Task directions: Give all of the lines again exactly as they read.

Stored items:
• • •

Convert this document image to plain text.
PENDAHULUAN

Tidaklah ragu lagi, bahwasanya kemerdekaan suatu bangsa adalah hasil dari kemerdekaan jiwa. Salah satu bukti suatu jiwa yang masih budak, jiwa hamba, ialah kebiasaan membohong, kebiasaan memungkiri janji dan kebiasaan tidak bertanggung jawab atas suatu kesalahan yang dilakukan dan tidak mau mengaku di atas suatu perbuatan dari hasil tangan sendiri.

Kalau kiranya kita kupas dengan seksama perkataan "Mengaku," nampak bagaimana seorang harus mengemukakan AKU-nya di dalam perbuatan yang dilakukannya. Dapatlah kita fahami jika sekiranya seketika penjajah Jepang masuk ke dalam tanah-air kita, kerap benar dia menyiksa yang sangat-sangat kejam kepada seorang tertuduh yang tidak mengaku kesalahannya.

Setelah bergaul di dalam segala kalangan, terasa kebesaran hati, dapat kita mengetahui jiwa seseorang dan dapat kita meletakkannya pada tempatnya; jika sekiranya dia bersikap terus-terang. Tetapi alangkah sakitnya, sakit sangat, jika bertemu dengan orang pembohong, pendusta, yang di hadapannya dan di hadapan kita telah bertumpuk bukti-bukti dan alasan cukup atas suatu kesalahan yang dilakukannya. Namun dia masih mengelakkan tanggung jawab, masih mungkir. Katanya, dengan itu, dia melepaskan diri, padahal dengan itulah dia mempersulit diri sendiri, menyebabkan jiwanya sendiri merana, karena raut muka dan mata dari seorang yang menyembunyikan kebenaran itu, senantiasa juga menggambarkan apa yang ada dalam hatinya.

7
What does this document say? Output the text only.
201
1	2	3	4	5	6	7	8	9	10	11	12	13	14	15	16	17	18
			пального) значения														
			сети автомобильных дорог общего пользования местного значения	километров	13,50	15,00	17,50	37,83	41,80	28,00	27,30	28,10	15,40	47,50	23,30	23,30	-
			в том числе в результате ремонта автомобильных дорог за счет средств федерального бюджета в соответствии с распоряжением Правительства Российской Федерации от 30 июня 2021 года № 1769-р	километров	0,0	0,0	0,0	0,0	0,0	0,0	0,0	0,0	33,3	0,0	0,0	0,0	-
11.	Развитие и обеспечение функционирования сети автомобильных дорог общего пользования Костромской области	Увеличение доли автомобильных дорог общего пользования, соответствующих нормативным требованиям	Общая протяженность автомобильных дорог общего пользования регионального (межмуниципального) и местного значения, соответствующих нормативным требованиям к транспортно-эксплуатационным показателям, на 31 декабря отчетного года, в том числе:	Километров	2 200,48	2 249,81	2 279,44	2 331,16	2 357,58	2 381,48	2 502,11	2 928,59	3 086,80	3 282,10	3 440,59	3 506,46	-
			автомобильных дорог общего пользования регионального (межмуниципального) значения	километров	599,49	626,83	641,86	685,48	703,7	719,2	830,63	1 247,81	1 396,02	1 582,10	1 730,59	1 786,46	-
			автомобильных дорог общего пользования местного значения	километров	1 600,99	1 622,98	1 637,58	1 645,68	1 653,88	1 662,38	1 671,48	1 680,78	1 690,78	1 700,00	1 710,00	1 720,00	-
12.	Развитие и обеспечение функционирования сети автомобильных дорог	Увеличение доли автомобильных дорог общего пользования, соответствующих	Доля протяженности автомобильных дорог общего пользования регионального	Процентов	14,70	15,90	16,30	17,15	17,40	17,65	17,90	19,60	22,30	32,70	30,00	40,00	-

• • •

Response to the task:
Convert this document image to plain text.
PENDAHULUAN

Tidaklah ragu lagi, bahwasanya kemerdekaan suatu bangsa adalah hasil dari kemerdekaan jiwa. Salah satu bukti suatu jiwa yang masih budak, jiwa hamba, ialah kebiasaan membohong, kebiasaan memungkiri janji dan kebiasaan tidak bertanggung jawab atas suatu kesalahan yang dilakukan dan tidak mau mengaku di atas suatu perbuatan dari hasil tangan sendiri.

Kalau kiranya kita kupas dengan seksama perkataan "Mengaku," nampak bagaimana seorang harus mengemukakan AKU-nya di dalam perbuatan yang dilakukannya. Dapatlah kita fahami jika sekiranya seketika penjajah Jepang masuk ke dalam tanah-air kita, kerap benar dia menyiksa yang sangat-sangat kejam kepada seorang tertuduh yang tidak mengaku kesalahannya.

Setelah bergaul di dalam segala kalangan, terasa kebesaran hati, dapat kita mengetahui jiwa seseorang dan dapat kita meletakkannya pada tempatnya; jika sekiranya dia bersikap terus-terang. Tetapi alangkah sakitnya, sakit sangat, jika bertemu dengan orang pembohong, pendusta, yang di hadapannya dan di hadapan kita telah bertumpuk bukti-bukti dan alasan cukup atas suatu kesalahan yang dilakukannya. Namun dia masih mengelakkan tanggung jawab, masih mungkir. Katanya, dengan itu, dia melepaskan diri, padahal dengan itulah dia mempersulit diri sendiri, menyebabkan jiwanya sendiri merana, karena raut muka dan mata dari seorang yang menyembunyikan kebenaran itu, senantiasa juga menggambarkan apa yang ada dalam hatinya.

7
What does this document say? Output the text only.
201
1	2	3	4	5	6	7	8	9	10	11	12	13	14	15	16	17	18
			пального) значения														
			сети автомобильных дорог общего пользования местного значения	километров	13,50	15,00	17,50	37,83	41,80	28,00	27,30	28,10	15,40	47,50	23,30	23,30	-
			в том числе в результате ремонта автомобильных дорог за счет средств федерального бюджета в соответствии с распоряжением Правительства Российской Федерации от 30 июня 2021 года № 1769-р	километров	0,0	0,0	0,0	0,0	0,0	0,0	0,0	0,0	33,3	0,0	0,0	0,0	-
11.	Развитие и обеспечение функционирования сети автомобильных дорог общего пользования Костромской области	Увеличение доли автомобильных дорог общего пользования, соответствующих нормативным требованиям	Общая протяженность автомобильных дорог общего пользования регионального (межмуниципального) и местного значения, соответствующих нормативным требованиям к транспортно-эксплуатационным показателям, на 31 декабря отчетного года, в том числе:	Километров	2 200,48	2 249,81	2 279,44	2 331,16	2 357,58	2 381,48	2 502,11	2 928,59	3 086,80	3 282,10	3 440,59	3 506,46	-
			автомобильных дорог общего пользования регионального (межмуниципального) значения	километров	599,49	626,83	641,86	685,48	703,7	719,2	830,63	1 247,81	1 396,02	1 582,10	1 730,59	1 786,46	-
			автомобильных дорог общего пользования местного значения	километров	1 600,99	1 622,98	1 637,58	1 645,68	1 653,88	1 662,38	1 671,48	1 680,78	1 690,78	1 700,00	1 710,00	1 720,00	-
12.	Развитие и обеспечение функционирования сети автомобильных дорог	Увеличение доли автомобильных дорог общего пользования, соответствующих	Доля протяженности автомобильных дорог общего пользования регионального	Процентов	14,70	15,90	16,30	17,15	17,40	17,65	17,90	19,60	22,30	32,70	30,00	40,00	-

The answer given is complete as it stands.